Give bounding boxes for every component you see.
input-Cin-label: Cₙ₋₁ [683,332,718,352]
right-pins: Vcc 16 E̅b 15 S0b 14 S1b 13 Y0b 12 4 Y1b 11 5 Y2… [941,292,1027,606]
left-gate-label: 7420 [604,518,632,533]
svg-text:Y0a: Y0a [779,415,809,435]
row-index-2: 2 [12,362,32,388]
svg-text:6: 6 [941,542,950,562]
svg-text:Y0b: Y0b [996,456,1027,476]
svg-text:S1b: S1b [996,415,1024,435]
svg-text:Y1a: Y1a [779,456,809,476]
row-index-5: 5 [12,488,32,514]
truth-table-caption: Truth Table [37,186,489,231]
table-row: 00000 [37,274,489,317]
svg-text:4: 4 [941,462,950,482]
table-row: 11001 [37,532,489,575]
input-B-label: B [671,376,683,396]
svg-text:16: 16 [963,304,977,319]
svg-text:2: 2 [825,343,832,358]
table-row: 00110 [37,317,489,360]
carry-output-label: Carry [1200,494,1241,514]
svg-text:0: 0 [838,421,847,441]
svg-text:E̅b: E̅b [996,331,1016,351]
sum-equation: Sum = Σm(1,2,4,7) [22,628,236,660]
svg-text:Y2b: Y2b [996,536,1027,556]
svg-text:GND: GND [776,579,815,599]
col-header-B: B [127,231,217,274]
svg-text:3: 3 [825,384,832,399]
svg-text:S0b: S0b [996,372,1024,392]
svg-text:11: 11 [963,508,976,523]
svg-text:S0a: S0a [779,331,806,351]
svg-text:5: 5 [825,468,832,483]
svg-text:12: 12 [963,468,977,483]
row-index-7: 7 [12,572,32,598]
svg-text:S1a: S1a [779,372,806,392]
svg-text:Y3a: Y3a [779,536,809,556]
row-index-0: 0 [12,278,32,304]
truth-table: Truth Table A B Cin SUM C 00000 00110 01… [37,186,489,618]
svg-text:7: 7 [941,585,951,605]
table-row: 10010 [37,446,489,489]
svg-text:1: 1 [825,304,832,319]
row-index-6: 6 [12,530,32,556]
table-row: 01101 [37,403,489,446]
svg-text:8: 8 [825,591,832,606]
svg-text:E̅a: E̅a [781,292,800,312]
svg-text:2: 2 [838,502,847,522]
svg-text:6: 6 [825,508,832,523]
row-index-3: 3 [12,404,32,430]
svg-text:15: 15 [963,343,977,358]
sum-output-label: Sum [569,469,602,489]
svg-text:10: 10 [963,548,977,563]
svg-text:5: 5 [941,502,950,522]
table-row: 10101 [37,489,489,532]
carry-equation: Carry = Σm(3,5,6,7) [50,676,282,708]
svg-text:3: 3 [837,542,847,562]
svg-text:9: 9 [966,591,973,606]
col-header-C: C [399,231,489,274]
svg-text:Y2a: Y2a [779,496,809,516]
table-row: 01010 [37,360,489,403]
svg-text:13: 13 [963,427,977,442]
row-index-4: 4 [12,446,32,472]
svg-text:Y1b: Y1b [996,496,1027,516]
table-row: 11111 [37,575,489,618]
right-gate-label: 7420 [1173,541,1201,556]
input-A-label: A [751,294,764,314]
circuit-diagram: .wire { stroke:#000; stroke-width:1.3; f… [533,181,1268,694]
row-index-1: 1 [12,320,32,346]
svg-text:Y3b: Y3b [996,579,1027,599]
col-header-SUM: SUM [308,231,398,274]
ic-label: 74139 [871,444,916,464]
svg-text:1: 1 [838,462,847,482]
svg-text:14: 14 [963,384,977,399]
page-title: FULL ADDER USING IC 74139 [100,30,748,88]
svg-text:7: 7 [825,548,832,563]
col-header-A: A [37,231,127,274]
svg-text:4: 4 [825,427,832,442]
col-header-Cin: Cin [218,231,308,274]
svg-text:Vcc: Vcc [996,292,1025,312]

=====

## Stated goal
Reproduce the items above verbatim, beginning with their first line and ending with the line that contains "table-row: 00000 [37,274,489,317]". Include both of these lines and nothing beyond them.

## The reply
Give bounding boxes for every component you see.
input-Cin-label: Cₙ₋₁ [683,332,718,352]
right-pins: Vcc 16 E̅b 15 S0b 14 S1b 13 Y0b 12 4 Y1b 11 5 Y2… [941,292,1027,606]
left-gate-label: 7420 [604,518,632,533]
svg-text:Y0a: Y0a [779,415,809,435]
row-index-2: 2 [12,362,32,388]
svg-text:6: 6 [941,542,950,562]
svg-text:Y0b: Y0b [996,456,1027,476]
svg-text:S1b: S1b [996,415,1024,435]
svg-text:Y1a: Y1a [779,456,809,476]
row-index-5: 5 [12,488,32,514]
truth-table-caption: Truth Table [37,186,489,231]
table-row: 00000 [37,274,489,317]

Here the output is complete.